Task objective => Look through the data below and report how many lines include "date". Only the number should be given.
— start of Data excerpts —
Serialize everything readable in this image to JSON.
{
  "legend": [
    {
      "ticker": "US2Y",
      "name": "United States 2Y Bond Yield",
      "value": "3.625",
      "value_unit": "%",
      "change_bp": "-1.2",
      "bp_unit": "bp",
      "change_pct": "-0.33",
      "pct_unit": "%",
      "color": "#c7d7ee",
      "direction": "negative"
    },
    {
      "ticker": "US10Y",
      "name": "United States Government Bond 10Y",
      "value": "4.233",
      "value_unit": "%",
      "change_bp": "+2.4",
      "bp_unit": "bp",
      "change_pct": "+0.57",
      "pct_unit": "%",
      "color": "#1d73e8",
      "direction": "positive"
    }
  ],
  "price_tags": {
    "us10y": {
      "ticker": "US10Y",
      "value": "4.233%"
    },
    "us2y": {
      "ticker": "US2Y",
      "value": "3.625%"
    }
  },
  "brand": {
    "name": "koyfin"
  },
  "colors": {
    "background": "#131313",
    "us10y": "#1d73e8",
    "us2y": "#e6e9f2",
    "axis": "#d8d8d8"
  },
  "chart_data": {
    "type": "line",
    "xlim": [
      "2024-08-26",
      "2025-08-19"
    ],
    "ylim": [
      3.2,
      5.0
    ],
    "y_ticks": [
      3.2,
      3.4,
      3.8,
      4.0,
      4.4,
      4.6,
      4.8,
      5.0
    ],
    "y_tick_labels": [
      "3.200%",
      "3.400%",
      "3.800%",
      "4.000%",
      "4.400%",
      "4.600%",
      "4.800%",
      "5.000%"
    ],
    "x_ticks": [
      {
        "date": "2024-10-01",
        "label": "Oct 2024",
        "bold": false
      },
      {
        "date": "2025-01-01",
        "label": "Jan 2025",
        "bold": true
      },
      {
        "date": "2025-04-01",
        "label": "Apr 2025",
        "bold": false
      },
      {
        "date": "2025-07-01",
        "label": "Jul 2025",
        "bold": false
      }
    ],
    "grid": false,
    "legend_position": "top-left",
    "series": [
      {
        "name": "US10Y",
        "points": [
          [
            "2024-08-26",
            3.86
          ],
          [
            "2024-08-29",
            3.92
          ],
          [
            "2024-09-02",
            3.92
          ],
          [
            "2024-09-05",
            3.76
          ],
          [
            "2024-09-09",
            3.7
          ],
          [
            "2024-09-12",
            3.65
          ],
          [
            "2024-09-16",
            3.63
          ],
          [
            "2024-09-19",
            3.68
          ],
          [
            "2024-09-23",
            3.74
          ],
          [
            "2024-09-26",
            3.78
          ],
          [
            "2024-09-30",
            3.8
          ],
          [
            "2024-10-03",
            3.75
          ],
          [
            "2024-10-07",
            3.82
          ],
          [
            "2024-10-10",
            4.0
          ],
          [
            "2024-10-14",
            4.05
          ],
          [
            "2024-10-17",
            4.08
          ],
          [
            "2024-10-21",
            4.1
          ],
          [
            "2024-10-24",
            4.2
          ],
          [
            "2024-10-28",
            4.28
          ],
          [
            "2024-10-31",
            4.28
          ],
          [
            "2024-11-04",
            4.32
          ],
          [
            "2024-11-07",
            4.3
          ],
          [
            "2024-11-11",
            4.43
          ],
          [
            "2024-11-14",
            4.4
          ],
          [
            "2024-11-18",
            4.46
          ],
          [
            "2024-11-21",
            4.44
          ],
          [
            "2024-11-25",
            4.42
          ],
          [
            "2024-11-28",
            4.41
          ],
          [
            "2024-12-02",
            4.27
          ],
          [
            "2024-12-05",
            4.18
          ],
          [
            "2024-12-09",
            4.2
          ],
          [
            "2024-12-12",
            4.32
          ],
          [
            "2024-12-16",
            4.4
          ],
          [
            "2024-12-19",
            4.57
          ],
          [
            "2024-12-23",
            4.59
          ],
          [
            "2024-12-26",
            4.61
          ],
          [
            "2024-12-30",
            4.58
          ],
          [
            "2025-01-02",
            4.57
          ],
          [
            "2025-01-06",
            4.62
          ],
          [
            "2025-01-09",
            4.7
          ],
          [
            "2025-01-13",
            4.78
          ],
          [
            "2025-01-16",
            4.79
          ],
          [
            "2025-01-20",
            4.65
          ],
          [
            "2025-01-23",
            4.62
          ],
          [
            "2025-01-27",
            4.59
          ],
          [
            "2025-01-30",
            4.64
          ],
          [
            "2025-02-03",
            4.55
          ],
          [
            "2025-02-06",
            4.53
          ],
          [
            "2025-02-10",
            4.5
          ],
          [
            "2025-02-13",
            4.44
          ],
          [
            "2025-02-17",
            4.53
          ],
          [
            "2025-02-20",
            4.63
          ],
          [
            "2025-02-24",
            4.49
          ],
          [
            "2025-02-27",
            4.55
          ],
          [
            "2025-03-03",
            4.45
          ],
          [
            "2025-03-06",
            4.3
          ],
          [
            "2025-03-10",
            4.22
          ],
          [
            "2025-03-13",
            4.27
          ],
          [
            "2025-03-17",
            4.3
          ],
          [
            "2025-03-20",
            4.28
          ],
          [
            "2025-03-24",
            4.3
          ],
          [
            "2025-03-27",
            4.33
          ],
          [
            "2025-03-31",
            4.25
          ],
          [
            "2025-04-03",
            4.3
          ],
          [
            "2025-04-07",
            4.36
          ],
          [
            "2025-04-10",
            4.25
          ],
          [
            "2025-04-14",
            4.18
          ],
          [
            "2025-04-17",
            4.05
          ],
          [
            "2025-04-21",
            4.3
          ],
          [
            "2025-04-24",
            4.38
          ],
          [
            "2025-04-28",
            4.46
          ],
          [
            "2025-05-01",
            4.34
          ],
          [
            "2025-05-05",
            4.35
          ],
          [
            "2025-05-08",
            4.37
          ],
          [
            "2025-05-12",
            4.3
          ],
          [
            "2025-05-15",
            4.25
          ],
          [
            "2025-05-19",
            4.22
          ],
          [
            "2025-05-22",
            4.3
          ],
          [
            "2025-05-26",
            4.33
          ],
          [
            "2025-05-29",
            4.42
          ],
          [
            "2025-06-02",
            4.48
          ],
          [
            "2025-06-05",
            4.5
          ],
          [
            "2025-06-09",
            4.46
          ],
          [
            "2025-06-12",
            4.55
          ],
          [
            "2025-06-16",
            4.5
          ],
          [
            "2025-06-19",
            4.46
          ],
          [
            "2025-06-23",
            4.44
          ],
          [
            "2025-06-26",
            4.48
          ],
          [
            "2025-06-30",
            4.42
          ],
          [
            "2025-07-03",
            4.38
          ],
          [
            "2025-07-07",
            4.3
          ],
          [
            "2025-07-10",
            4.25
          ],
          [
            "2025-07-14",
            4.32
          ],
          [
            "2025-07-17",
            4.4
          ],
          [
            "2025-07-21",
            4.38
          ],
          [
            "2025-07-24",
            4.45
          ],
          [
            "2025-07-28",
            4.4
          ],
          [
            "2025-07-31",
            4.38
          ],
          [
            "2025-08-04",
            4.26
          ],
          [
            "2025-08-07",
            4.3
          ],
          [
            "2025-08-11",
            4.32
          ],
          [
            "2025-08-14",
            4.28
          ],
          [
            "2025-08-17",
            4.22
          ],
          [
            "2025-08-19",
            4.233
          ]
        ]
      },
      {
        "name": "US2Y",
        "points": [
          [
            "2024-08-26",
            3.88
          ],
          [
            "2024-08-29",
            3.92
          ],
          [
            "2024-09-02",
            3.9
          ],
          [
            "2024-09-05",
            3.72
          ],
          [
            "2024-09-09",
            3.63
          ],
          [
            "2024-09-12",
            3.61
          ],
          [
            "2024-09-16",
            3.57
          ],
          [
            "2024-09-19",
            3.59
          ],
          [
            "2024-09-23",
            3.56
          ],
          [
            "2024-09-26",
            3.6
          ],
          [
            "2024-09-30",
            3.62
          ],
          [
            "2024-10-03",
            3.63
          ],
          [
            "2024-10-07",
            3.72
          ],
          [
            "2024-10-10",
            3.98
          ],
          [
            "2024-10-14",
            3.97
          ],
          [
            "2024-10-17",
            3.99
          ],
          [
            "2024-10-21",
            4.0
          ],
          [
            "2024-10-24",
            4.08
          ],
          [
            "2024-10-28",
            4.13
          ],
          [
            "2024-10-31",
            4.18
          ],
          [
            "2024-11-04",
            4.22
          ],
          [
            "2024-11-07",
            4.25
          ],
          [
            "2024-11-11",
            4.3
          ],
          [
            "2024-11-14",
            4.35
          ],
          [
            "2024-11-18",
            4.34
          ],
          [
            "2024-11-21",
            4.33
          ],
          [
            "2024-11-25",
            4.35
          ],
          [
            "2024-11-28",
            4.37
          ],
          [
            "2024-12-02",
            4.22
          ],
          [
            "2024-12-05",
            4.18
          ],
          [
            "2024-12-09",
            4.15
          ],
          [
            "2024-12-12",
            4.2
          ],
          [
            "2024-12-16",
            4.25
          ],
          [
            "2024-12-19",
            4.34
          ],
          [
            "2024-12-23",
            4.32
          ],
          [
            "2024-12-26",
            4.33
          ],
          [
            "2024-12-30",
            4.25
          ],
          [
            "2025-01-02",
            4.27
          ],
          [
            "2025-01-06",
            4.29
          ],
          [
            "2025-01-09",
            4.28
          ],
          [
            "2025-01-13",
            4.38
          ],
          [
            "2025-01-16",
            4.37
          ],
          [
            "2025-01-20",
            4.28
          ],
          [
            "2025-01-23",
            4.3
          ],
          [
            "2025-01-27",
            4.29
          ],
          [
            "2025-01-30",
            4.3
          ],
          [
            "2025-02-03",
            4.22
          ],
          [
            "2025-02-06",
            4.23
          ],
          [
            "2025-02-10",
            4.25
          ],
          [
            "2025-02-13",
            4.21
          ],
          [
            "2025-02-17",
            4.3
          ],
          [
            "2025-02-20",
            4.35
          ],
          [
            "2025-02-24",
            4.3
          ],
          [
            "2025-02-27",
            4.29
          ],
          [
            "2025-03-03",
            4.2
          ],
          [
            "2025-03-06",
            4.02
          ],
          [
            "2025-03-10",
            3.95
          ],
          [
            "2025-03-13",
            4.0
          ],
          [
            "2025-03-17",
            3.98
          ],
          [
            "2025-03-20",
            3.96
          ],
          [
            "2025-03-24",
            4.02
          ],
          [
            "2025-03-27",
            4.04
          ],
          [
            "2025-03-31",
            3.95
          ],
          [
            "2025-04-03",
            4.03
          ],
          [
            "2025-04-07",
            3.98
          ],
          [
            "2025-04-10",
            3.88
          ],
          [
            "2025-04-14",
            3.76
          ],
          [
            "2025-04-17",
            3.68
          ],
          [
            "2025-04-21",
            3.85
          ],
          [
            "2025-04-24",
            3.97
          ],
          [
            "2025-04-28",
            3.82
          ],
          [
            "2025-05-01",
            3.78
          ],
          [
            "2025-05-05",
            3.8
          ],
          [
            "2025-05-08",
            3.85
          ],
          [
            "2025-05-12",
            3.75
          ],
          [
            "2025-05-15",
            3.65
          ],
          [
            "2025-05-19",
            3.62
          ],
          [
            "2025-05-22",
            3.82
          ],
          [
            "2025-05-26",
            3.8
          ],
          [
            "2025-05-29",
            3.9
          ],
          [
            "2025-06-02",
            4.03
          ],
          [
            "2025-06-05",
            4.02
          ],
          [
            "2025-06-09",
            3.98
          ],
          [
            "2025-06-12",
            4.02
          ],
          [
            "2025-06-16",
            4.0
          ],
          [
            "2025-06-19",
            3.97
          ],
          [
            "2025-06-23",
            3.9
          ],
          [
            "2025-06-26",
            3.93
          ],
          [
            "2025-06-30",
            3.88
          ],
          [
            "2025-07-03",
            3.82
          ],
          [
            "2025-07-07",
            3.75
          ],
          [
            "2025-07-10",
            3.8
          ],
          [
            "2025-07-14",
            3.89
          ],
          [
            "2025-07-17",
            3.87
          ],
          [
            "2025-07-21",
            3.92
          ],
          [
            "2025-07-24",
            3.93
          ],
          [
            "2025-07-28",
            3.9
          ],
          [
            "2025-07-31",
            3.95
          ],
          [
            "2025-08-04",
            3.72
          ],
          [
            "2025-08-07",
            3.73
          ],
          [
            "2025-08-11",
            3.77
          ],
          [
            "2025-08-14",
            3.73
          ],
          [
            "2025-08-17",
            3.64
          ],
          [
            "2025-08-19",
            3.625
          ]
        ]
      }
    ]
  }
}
— end of Data excerpts —
Problem solution => 4